=== What to work on ===
Hunt for the word "الملك" across the entries below, copying each line that holds it.

=== Extracted data ===

[Start]

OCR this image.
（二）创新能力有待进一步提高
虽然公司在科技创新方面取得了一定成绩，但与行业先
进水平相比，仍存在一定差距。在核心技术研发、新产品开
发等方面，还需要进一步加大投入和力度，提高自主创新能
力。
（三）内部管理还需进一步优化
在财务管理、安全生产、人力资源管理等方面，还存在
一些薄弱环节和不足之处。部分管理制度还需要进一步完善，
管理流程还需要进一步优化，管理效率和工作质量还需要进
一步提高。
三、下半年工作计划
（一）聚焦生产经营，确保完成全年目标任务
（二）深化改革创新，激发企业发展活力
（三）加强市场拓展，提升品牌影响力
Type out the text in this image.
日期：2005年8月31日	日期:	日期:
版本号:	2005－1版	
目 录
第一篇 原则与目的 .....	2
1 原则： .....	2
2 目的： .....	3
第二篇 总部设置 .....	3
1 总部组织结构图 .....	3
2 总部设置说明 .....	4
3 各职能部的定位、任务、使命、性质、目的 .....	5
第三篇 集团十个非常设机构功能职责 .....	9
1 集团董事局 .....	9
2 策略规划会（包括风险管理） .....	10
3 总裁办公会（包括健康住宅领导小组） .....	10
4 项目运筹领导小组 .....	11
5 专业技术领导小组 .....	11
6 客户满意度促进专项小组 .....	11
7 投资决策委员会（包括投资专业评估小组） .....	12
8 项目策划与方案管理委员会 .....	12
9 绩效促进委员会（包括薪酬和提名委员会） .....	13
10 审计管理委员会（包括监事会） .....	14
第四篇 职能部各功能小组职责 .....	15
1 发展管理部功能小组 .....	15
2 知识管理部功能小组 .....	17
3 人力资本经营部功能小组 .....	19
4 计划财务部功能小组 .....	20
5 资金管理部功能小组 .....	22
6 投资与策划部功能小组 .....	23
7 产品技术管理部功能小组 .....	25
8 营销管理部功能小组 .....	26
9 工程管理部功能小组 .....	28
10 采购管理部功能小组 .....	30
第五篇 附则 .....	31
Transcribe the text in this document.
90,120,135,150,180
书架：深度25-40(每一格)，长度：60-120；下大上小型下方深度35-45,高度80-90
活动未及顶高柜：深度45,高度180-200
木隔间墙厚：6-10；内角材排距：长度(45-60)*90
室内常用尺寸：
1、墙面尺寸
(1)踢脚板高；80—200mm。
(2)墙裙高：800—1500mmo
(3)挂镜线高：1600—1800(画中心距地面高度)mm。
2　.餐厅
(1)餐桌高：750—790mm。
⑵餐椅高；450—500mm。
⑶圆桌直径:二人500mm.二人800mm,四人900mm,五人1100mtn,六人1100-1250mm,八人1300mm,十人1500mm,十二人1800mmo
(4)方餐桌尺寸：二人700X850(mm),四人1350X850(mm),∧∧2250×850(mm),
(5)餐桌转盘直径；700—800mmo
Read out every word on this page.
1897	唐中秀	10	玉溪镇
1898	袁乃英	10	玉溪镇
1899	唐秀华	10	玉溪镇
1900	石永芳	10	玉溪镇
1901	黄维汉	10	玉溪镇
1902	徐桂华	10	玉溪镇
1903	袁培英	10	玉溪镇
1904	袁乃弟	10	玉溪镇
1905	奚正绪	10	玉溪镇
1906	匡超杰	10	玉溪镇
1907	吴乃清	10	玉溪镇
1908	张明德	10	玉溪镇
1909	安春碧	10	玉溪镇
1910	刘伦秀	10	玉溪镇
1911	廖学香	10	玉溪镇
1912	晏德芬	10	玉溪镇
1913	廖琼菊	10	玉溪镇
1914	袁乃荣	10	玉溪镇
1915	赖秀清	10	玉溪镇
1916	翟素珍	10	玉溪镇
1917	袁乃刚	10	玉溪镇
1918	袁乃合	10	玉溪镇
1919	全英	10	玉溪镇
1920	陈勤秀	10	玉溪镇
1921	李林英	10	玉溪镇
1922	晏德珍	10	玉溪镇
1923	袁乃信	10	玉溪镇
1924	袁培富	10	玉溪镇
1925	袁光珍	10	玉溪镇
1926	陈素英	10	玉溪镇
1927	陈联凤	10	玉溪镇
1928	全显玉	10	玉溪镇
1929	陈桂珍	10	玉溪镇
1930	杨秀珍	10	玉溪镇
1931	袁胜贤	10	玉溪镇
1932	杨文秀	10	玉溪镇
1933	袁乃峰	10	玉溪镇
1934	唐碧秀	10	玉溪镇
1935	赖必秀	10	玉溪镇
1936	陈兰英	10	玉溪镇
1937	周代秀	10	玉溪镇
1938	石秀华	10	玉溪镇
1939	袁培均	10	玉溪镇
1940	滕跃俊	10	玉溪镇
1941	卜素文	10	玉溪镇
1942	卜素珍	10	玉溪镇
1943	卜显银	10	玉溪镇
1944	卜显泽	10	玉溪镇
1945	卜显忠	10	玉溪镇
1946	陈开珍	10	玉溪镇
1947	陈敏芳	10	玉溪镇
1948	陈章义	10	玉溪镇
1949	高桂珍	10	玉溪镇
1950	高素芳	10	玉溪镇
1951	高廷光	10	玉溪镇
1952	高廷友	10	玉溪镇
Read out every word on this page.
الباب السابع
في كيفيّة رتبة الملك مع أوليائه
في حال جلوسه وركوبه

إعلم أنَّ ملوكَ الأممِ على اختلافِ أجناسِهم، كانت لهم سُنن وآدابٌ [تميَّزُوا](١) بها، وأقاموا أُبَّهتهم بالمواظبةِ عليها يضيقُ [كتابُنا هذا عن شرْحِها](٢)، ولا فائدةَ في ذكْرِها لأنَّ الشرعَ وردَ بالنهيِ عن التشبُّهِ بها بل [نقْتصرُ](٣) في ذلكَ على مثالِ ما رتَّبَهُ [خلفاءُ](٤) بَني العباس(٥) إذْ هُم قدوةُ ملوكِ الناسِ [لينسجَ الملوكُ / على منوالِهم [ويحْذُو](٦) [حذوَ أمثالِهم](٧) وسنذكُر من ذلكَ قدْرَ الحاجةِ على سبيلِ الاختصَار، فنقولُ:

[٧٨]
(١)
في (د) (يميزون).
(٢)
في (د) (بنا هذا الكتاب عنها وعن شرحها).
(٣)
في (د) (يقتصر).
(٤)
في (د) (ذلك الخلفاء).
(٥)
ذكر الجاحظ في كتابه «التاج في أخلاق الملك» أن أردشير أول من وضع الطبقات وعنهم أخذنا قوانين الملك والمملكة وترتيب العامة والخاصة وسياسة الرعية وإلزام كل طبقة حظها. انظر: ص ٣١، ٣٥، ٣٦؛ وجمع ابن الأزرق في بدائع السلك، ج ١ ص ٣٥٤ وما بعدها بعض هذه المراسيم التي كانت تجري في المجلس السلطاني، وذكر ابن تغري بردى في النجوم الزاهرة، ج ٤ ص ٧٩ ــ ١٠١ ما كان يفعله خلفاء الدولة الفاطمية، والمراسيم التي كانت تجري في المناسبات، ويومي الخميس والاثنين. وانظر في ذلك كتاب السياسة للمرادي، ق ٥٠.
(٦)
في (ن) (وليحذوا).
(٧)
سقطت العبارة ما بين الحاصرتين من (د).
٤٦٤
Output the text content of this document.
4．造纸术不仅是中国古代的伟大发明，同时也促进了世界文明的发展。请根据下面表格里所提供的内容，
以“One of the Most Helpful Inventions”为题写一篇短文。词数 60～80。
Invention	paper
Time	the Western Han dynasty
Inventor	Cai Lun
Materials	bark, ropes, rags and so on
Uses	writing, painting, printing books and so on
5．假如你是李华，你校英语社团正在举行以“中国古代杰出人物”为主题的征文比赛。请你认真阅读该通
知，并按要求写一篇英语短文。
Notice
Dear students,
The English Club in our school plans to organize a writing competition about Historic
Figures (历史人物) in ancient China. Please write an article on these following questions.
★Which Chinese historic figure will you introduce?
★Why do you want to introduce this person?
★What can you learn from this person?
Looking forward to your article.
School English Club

[End]

=== Exercise response ===
في كيفيّة رتبة الملك مع أوليائه
ذكر الجاحظ في كتابه «التاج في أخلاق الملك» أن أردشير أول من وضع الطبقات وعنهم أخذنا قوانين الملك والمملكة وترتيب العامة والخاصة وسياسة الرعية وإلزام كل طبقة حظها. انظر: ص ٣١، ٣٥، ٣٦؛ وجمع ابن الأزرق في بدائع السلك، ج ١ ص ٣٥٤ وما بعدها بعض هذه المراسيم التي كانت تجري في المجلس السلطاني، وذكر ابن تغري بردى في النجوم الزاهرة، ج ٤ ص ٧٩ ــ ١٠١ ما كان يفعله خلفاء الدولة الفاطمية، والمراسيم التي كانت تجري في المناسبات، ويومي الخميس والاثنين. وانظر في ذلك كتاب السياسة للمرادي، ق ٥٠.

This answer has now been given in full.